Top of Passage shown
Births in two different delivery units in the same clinic – A prospective study of healthy primiparous women

Britt Ingeborg Eide1 email, Anne Britt Vika Nilsen2 email and Svein Rasmussen1,3 email

Department of Obstetrics and Gynaecology, Haukeland University Hospital, Bergen, Norway

Bergen University College, Faculty of Health and Social Sciences, Department of Postgraduate Studies, Bergen, Norway

Institute of Clinical Medicine, University of Bergen, Bergen, Norway

author email corresponding author email

BMC Pregnancy and Childbirth 2009, 9:25doi:10.1186/1471-2393-9-25

Published: 22 June 2009

Abstract

Background

Earlier studies indicate that midwife-led birth settings are associated with modest benefits, including reduced medical interventions and increased maternal satisfaction. The generalizability of these studies to birth settings with low intervention rates, like those generally found in Norway, is not obvious. The aim of the present study was to compare intervention rates associated with labour in low-risk women who begin their labour in a midwife-led unit and a conventional care unit.
Bottom of Passage shown
Top of Data shown
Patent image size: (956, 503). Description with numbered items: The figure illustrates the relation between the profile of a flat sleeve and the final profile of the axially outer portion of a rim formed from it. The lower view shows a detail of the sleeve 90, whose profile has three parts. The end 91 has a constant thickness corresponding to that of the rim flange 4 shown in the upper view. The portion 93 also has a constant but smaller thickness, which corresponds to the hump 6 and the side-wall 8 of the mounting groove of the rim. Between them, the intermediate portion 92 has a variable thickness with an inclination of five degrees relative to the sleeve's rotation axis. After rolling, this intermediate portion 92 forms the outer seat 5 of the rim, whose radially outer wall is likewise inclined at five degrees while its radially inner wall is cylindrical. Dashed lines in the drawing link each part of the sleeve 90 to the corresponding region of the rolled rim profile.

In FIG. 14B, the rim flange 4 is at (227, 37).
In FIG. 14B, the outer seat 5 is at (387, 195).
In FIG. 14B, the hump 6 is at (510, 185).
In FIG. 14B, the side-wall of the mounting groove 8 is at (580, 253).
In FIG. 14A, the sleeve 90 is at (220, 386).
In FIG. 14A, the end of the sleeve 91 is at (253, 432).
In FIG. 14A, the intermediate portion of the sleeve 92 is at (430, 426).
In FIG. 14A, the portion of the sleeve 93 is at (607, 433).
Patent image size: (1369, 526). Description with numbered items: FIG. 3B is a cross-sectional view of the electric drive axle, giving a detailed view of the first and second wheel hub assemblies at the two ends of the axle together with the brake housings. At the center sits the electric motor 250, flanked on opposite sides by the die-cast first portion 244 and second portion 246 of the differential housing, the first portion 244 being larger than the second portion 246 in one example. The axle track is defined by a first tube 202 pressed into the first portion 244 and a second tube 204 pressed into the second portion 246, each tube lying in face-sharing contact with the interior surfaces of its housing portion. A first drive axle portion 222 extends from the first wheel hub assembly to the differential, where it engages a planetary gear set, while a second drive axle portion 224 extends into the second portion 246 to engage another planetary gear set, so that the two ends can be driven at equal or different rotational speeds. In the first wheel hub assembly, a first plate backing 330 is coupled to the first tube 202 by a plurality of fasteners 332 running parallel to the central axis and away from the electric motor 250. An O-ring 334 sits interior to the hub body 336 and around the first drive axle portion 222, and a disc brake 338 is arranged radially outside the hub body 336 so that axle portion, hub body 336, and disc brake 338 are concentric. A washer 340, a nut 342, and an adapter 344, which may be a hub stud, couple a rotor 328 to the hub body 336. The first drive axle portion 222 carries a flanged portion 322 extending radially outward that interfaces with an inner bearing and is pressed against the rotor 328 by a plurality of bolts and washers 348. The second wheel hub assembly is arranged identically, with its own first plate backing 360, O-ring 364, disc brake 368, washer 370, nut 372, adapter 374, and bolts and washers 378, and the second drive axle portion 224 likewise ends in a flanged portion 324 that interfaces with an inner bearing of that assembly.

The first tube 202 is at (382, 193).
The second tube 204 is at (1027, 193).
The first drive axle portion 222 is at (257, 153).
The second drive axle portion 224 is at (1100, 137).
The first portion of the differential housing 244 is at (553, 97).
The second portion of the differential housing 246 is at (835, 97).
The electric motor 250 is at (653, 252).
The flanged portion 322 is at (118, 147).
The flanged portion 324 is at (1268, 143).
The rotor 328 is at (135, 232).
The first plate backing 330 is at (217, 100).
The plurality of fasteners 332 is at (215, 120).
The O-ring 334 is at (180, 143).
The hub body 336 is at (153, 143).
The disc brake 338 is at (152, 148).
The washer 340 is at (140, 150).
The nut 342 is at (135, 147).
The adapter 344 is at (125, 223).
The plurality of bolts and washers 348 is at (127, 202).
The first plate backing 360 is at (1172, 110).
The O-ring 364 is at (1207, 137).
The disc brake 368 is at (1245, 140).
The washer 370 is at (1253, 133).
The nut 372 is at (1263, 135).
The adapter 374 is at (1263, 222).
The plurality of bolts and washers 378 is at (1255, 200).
Bottom of Data shown
▶ _Complete the following_
**A.** Do these statements agree with the delivery-unit abstract? Answer each with yes or no and quote the deciding words. (i) Earlier studies linked midwife-led birth settings with large benefits. (ii) The study looks at low-risk women who begin labour in either a midwife-led unit or a conventional care unit. (iii) The paper was published on 22 June 2009.
**B.** According to the delivery-unit abstract, in which country are birth settings with low intervention rates generally found?
**C.** Write the next part of the delivery-unit abstract, starting after its last sentence.

▶ _Task-by-task answers_
**A.**
(i) No: "associated with modest benefits"
(ii) Yes: "low-risk women who begin their labour in a midwife-led unit and a conventional care unit"
(iii) Yes: "Published: 22 June 2009"

**B.** Norway.

**C.**
Methods

Eligible participants were low-risk primiparas who met the criteria for delivery in the midwife-led ward regardless of which cohort they were allocated to. The two wards are localised at the same floor. Women in both cohorts received the same standardized public antenatal care by general medical practitioners and midwifes who were not involved in the delivery. After admission of a woman to the midwife-led ward, the next woman who met the inclusion criteria, but preferred delivery at the conventional delivery ward, was allocated to the conventional delivery ward cohort. Among the 252 women in the midwife-led ward cohort, 74 (29%) women were transferred to the conventional delivery ward during labour.

Results

Emergency caesarean and instrumental delivery rates in women who were admitted to the midwife-led and conventional birth wards were statistically non-different, but more women admitted to the conventional birth ward had episiotomy. More women in the conventional delivery ward received epidural analgesia, pudental nerve block and nitrous oxide, while more women in the midwife-led ward received opiates and non-pharmacological pain relief.

Conclusion

We did not find evidence that starting delivery in the midwife-led setting offers the advantage of lower operative delivery rates. However, epidural analgesia, pudental nerve block and episiotomies were less often while non-pharmacological pain relief was often used in the midwife-led ward.